Task to carry out:
Collect every line in the records below that contains the word "values".

Data section:
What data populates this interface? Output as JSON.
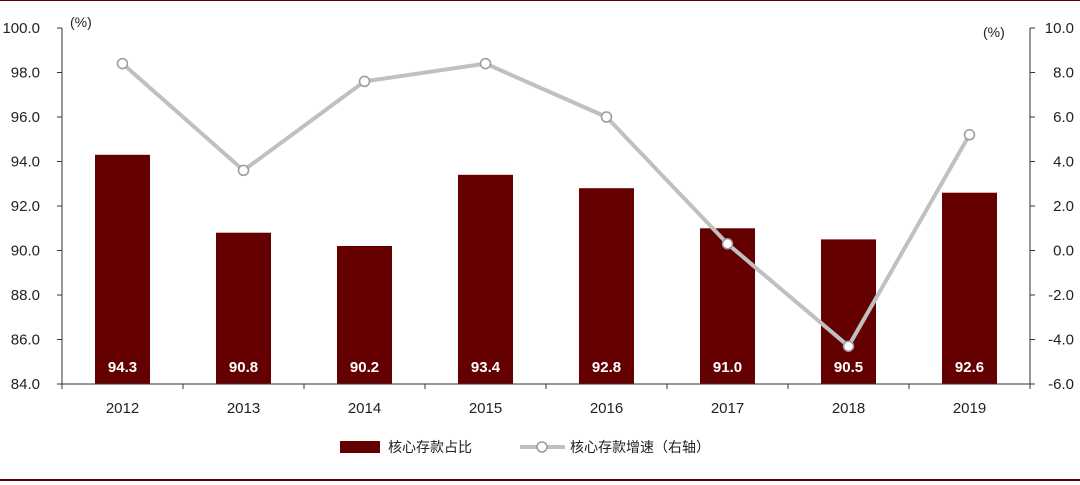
{
  "chart_data": {
    "type": "bar+line",
    "categories": [
      "2012",
      "2013",
      "2014",
      "2015",
      "2016",
      "2017",
      "2018",
      "2019"
    ],
    "series": [
      {
        "name": "核心存款占比",
        "type": "bar",
        "axis": "left",
        "values": [
          94.3,
          90.8,
          90.2,
          93.4,
          92.8,
          91.0,
          90.5,
          92.6
        ],
        "labels": [
          "94.3",
          "90.8",
          "90.2",
          "93.4",
          "92.8",
          "91.0",
          "90.5",
          "92.6"
        ],
        "color": "#640000"
      },
      {
        "name": "核心存款增速（右轴）",
        "type": "line",
        "axis": "right",
        "values": [
          8.4,
          3.6,
          7.6,
          8.4,
          6.0,
          0.3,
          -4.3,
          5.2
        ],
        "color": "#c0c0c0"
      }
    ],
    "left_axis": {
      "unit": "(%)",
      "ylim": [
        84.0,
        100.0
      ],
      "ticks": [
        "84.0",
        "86.0",
        "88.0",
        "90.0",
        "92.0",
        "94.0",
        "96.0",
        "98.0",
        "100.0"
      ]
    },
    "right_axis": {
      "unit": "(%)",
      "ylim": [
        -6.0,
        10.0
      ],
      "ticks": [
        "-6.0",
        "-4.0",
        "-2.0",
        "0.0",
        "2.0",
        "4.0",
        "6.0",
        "8.0",
        "10.0"
      ]
    },
    "legend": {
      "position": "bottom",
      "items": [
        {
          "label": "核心存款占比",
          "kind": "bar",
          "color": "#640000"
        },
        {
          "label": "核心存款增速（右轴）",
          "kind": "line",
          "color": "#c0c0c0"
        }
      ]
    },
    "grid": false
  }
}
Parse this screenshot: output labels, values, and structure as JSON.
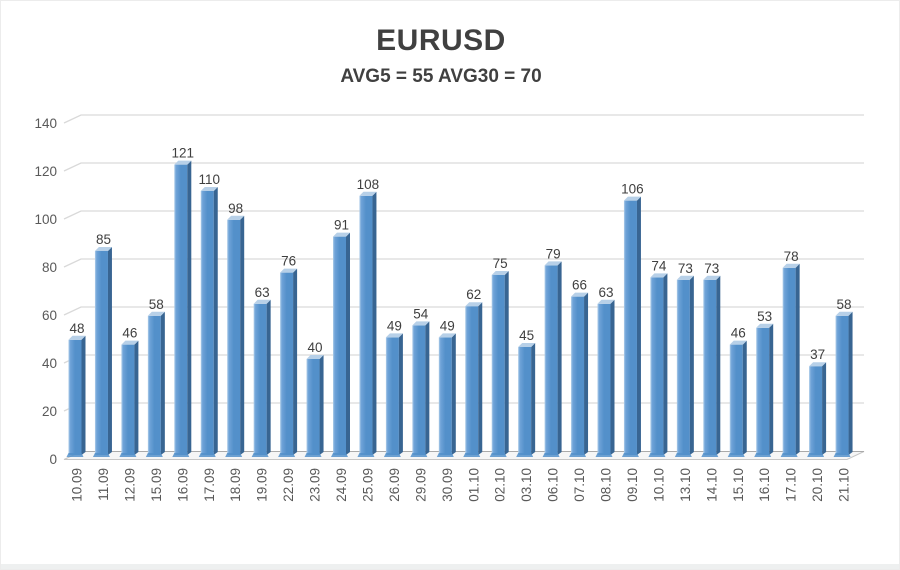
{
  "page": {
    "title": "EURUSD",
    "subtitle": "AVG5 = 55 AVG30 = 70"
  },
  "chart_data": {
    "type": "bar",
    "title": "EURUSD",
    "subtitle": "AVG5 = 55 AVG30 = 70",
    "xlabel": "",
    "ylabel": "",
    "categories": [
      "10.09",
      "11.09",
      "12.09",
      "15.09",
      "16.09",
      "17.09",
      "18.09",
      "19.09",
      "22.09",
      "23.09",
      "24.09",
      "25.09",
      "26.09",
      "29.09",
      "30.09",
      "01.10",
      "02.10",
      "03.10",
      "06.10",
      "07.10",
      "08.10",
      "09.10",
      "10.10",
      "13.10",
      "14.10",
      "15.10",
      "16.10",
      "17.10",
      "20.10",
      "21.10"
    ],
    "values": [
      48,
      85,
      46,
      58,
      121,
      110,
      98,
      63,
      76,
      40,
      91,
      108,
      49,
      54,
      49,
      62,
      75,
      45,
      79,
      66,
      63,
      106,
      74,
      73,
      73,
      46,
      53,
      78,
      37,
      58
    ],
    "ylim": [
      0,
      140
    ],
    "yticks": [
      0,
      20,
      40,
      60,
      80,
      100,
      120,
      140
    ],
    "grid": true,
    "legend": false,
    "style": "3d-bar",
    "colors": {
      "bar_light": "#aecde9",
      "bar_mid": "#6fa3d8",
      "bar_main": "#5390ca",
      "bar_shadow_face": "#386592",
      "bar_top_face": "#b7d0e8",
      "gridline": "#d9d9d9",
      "floor_fill": "#f6f6f6",
      "floor_edge": "#c6c6c6",
      "floor_back_edge": "#aaaaaa",
      "axis_label": "#595959",
      "value_label": "#3f3f3f",
      "title": "#404040"
    }
  }
}
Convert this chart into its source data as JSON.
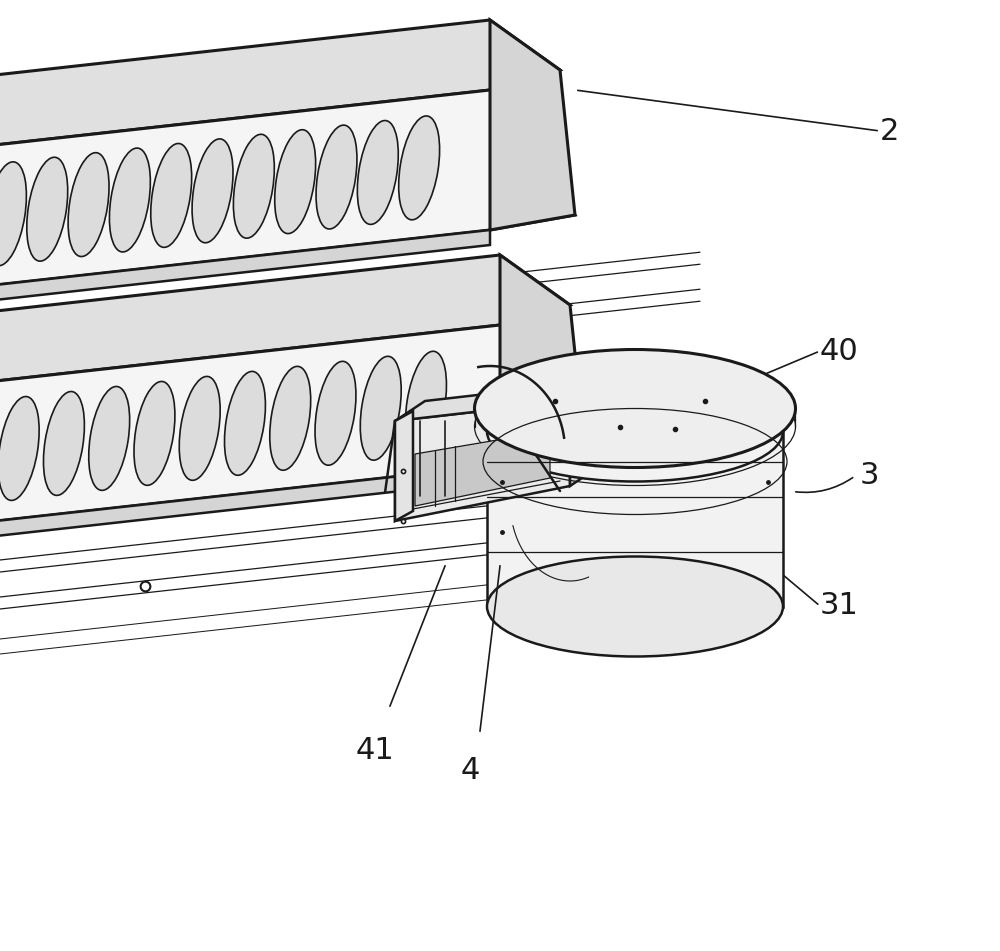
{
  "bg_color": "#ffffff",
  "line_color": "#1a1a1a",
  "lw_main": 1.8,
  "lw_thin": 0.9,
  "lw_thick": 2.2,
  "fig_width": 10.0,
  "fig_height": 9.51,
  "label_fontsize": 22,
  "label_color": "#1a1a1a",
  "beam_face_color": "#f5f5f5",
  "beam_top_color": "#e0e0e0",
  "beam_side_color": "#d5d5d5",
  "cyl_top_color": "#eeeeee",
  "cyl_body_color": "#f2f2f2",
  "bracket_color": "#e8e8e8",
  "shading_color": "#cccccc"
}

Correct response:
        "values": [
        "values": [
Parse this screenshot: output labels, values, and structure as JSON.
    "values": [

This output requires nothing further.